EXERCISE REQUIREMENTS:
A. According to the Santa Claus text, why is the writer still alive inside the ice igloo? Answer in one to three sentences.
B. In the Santa Claus text, what name does the writer give the seagull?
C. Write the next part of the Santa Claus text, picking up after its last sentence and keeping the email's voice and its plans for a captured Santa.

TEXT FOR ANALYSIS:

════════════════

As I was blacking out from the lack of blood, the last thing I saw were two black boots approaching and the last words I heard before losing consciousness was, "Somebody's been a bad boy".

And here I am. In a high security ice igloo. My hopes of surviving are low and the only reason I'm still alive is that a friendly (and confused) seagull who thinks I’m Ted Danson, has been dropping me KFC burgers on a regular basis.

But it's cold.

OMG...someone's coming.

I've got to go.

Kamal

P.S Merry Xmas and hoping your New Year isn't spent trapped in an ice igloo surviving off the kindness of a Seagull (who I've named Cat2, in memory of my dead chicken).

P.P.S HE KNOWS!!!!!!!!

P.P.P.S (send help...please)

Part I


(An email sent on the 26th of December 2006)

Hey

So another Xmas has come and gone. I have many traditions for Xmas. More honestly, I have very few. My one tradition of attempting to capture Santa Claus has, yet again, gone awry.

I came to the conclusion, that for some reason, everyone just accepts the fact that there's this old fat guy and he is the personification of Xmas. More than that, he is allowed the run of the house on the faith that he's going to leave wrapped stuff under your pimped out tree; and the wrapped stuff he leaves, do not contain bombs.

I, being cynical, found this hard to believe (some people choose not to believe in Santa Claus altogether).

So after some hard thinking, I realised, beyond the reason of saving the world, that there was potential in catching Santa. I mean think about it - if I caught Santa, I'd make millions. In marketing alone - the real Santa Claus - Coca Cola for one would pay for my new teeth. Then I could open Santaland where it would be Xmas all year around. Then of course Euro-Santaland and Santaland-Paris.

I could start my own television channel. I’d call it, as far as my creativity has gone so far, the Santa channel. It would show live web cams of Santa twenty four seven.

Considering the fact that the old bastard does nothing for the rest of the year anyway, I figured I could rent him out as a baby sitter or force him to deliver pizza or be a mailman or something. Also the added benefit of having Santa would be that I could figure out what drugs he's taking and where he's keeping the stash. No one is so happy that they actually list being jolly as one of his character traits, considering he’s dealing with children.

════════════════

DATASET CONTENT:
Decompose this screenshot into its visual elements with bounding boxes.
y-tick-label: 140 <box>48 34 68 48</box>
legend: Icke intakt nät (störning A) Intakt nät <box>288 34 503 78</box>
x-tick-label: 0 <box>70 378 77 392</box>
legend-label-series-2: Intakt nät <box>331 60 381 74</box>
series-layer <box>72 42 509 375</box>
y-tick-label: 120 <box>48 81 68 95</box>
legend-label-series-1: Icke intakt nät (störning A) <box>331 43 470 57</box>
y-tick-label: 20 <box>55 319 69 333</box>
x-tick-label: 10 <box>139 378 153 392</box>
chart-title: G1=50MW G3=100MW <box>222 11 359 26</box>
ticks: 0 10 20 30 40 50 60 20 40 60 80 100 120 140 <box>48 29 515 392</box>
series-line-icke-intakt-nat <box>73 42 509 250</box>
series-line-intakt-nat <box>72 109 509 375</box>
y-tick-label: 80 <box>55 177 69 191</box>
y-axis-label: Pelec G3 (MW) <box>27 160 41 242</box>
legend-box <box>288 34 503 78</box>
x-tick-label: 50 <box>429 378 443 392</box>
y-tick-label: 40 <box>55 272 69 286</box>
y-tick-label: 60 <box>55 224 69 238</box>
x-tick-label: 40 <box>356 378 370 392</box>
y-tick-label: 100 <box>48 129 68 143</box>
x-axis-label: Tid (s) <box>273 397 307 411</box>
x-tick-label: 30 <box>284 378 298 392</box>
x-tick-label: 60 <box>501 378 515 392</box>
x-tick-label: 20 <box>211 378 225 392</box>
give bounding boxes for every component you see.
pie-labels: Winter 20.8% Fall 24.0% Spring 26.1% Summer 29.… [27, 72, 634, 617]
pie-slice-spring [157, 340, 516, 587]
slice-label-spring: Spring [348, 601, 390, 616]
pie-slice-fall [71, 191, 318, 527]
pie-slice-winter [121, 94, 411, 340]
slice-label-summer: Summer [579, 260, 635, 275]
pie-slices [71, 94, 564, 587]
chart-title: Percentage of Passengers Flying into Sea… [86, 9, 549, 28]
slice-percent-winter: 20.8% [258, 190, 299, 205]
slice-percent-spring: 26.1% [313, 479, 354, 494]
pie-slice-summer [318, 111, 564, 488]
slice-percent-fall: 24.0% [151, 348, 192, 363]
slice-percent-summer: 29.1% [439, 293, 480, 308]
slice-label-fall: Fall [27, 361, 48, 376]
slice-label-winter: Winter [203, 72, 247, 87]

════════════════

WRITTEN ANSWERS:
A. A friendly, confused seagull thinks the writer is Ted Danson and keeps dropping off KFC burgers on a regular basis. The text says this is the only reason the writer is still alive.

B. Cat2, in memory of the writer's dead chicken.

C.
Speaking of children, maybe getting a dirty old man who is only interested in children off the streets would be my way of doing my bit for the world. I mean, he gives all the good children presents...what does he do with the children on the 'naughty' list (with a twinkle in his eye)?

So every year, I put into action some plan to capture Santa Claus and finally get some good worth out of him.

My first attempt, back in the days, was simple - the man likes milk and cookies - so I poisoned the milk and cookies (of course being of Indian heritage, this was actually jellebi and tap water). The bastard did not fall for it and the next morning I found my beloved pet chicken (who I had named Cat) dead.

You might be wondering why I named my pet chicken, 'Cat'...well I was the only person on my block who could claim that my cat laid eggs (I sold them for 50 bucks a dozen)).

I spent most of the early 90s training a dog to hate Santa and in '95 I left Fang in wait (he was now shredding pictures of Santa and CNA adverts to shreds). I awoke the next morning to find a letter from Fang saying that he had seen the error of his ways and not to look for him and he preferred to be remembered by the name Puddles instead of Fang.

The list did go on.

This year I went back to basics. I put a bear trap in the chimney and in the belief that he would see through my plan and use the front door, I replaced the doorknob with an exposed nail and put glue on the doormat.

However, it being the 26th and I still don’t have any fat men in my care, it is obvious my plan has failed.

So here's to merry bloody Xmas. And to Santa Claus (a worthy adversary (I hope his reindeer eat him)).

I'll get him next year.

Kamal

P.S. Anyone visiting me, come around the back.
P.P.S If you're reading this Santa, I'm gonna get ya, I'm gonna get ya good!!!!